▸ 任务目标 A: 按照这篇介绍 Flink Table API & SQL 的文章，Table API & SQL 在灵活度上比哪类 API 弱？
▸ 任务目标 B: 原样引用记录中从第一行起、到包含“678, 780, 699]”的那一行为止的各行，首尾两行都包括在内。

本文开头附:Flink 学习路线系列 ^ _ ^
1.Table API & SQL
开头附上:Flink Table API & SQL 英文官方文档
1.1 背景
Flink虽然已经拥有了强大的 DataStream / DataSet API,而且使用非常的灵活,但是需要熟练使用 Java 或者 Scala 的 Flink 编程 API 来编写程序。为了满足流计算(实时计算)和批计算(离线计算)中的各种场景需求,同时降低用户的使用门槛,Flink 提供了一种关系型的 API 来实现流处理与批处理的统一,那么这就是 Flink 的 Table & SQL API。
1.2 特点
Table & SQL API 是一种关系型 API,用户可以像操作 MySQL 数据库表一样的操作数据,而不需要写 Java 代码来完成 Flink 代码,更不需要手工的优化 Java 代码调优。另外,SQL 学习成本很低,如果一个系统提供 SQL 支持,将很容易被用户接受。
- Table API & SQL 是关系型声明式的,是处理关系型结构化数据的;
- Table API & SQL 批流统一,支持 Stream 流计算和 Batch 离线计算;
- Table API & SQL 查询能够被有效的优化,查询可以高效的执行;
- Table API & SQL 编程比较容易,但是灵活度没有 DataStream/DataSet API 强。
1.3 环境创建
1.3.1 BatchTableEnvironment(离线批处理Table API )
ExecutionEnvironment env = ExecutionEnvironment.getExecutionEnvironment();
BatchTableEnvironment batchEnv = BatchTableEnvironment.create(env);
1.3.2 StreamTableEnvironment(实时流处理Table API )

[元素边框标注]
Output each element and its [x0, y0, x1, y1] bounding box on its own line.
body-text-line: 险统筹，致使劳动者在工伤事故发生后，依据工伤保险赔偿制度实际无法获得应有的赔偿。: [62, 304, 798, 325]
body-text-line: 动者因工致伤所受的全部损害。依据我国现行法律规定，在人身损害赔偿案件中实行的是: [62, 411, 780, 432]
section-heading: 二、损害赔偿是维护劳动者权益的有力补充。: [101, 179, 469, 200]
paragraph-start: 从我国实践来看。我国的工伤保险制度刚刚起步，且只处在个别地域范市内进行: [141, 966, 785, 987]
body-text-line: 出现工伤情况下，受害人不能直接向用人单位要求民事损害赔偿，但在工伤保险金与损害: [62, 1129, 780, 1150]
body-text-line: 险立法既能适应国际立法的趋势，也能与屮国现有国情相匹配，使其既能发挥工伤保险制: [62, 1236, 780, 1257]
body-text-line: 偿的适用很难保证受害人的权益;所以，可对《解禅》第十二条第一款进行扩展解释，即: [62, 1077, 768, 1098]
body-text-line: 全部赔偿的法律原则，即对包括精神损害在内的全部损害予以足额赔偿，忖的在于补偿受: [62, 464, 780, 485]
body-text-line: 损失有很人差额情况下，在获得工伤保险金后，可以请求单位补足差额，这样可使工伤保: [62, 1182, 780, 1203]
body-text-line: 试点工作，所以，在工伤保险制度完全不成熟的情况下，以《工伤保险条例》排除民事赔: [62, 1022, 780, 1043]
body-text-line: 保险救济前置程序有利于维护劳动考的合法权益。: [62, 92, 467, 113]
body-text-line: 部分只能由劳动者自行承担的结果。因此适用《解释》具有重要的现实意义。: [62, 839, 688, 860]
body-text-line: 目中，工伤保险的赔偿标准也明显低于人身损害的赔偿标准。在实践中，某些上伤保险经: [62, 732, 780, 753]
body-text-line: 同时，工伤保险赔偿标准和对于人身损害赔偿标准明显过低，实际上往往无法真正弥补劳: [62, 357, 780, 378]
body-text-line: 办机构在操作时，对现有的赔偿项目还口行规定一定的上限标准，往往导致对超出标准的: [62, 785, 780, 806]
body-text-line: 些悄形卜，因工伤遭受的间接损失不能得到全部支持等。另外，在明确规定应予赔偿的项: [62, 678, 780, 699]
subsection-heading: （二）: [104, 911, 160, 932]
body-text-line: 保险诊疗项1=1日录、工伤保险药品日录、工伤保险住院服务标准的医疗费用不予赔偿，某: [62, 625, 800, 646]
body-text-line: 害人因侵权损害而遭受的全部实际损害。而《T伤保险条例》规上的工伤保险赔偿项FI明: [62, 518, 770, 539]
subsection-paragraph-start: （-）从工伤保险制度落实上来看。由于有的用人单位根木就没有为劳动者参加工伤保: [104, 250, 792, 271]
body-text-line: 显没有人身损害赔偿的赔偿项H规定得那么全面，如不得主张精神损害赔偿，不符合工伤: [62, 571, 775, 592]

▸ 参考解答 A: 比 DataStream/DataSet API 弱。

▸ 参考解答 B:
Output each element and its [x0, y0, x1, y1] bounding box on its own line.
body-text-line: 险统筹，致使劳动者在工伤事故发生后，依据工伤保险赔偿制度实际无法获得应有的赔偿。: [62, 304, 798, 325]
body-text-line: 动者因工致伤所受的全部损害。依据我国现行法律规定，在人身损害赔偿案件中实行的是: [62, 411, 780, 432]
section-heading: 二、损害赔偿是维护劳动者权益的有力补充。: [101, 179, 469, 200]
paragraph-start: 从我国实践来看。我国的工伤保险制度刚刚起步，且只处在个别地域范市内进行: [141, 966, 785, 987]
body-text-line: 出现工伤情况下，受害人不能直接向用人单位要求民事损害赔偿，但在工伤保险金与损害: [62, 1129, 780, 1150]
body-text-line: 险立法既能适应国际立法的趋势，也能与屮国现有国情相匹配，使其既能发挥工伤保险制: [62, 1236, 780, 1257]
body-text-line: 偿的适用很难保证受害人的权益;所以，可对《解禅》第十二条第一款进行扩展解释，即: [62, 1077, 768, 1098]
body-text-line: 全部赔偿的法律原则，即对包括精神损害在内的全部损害予以足额赔偿，忖的在于补偿受: [62, 464, 780, 485]
body-text-line: 损失有很人差额情况下，在获得工伤保险金后，可以请求单位补足差额，这样可使工伤保: [62, 1182, 780, 1203]
body-text-line: 试点工作，所以，在工伤保险制度完全不成熟的情况下，以《工伤保险条例》排除民事赔: [62, 1022, 780, 1043]
body-text-line: 保险救济前置程序有利于维护劳动考的合法权益。: [62, 92, 467, 113]
body-text-line: 部分只能由劳动者自行承担的结果。因此适用《解释》具有重要的现实意义。: [62, 839, 688, 860]
body-text-line: 目中，工伤保险的赔偿标准也明显低于人身损害的赔偿标准。在实践中，某些上伤保险经: [62, 732, 780, 753]
body-text-line: 同时，工伤保险赔偿标准和对于人身损害赔偿标准明显过低，实际上往往无法真正弥补劳: [62, 357, 780, 378]
body-text-line: 办机构在操作时，对现有的赔偿项目还口行规定一定的上限标准，往往导致对超出标准的: [62, 785, 780, 806]
body-text-line: 些悄形卜，因工伤遭受的间接损失不能得到全部支持等。另外，在明确规定应予赔偿的项: [62, 678, 780, 699]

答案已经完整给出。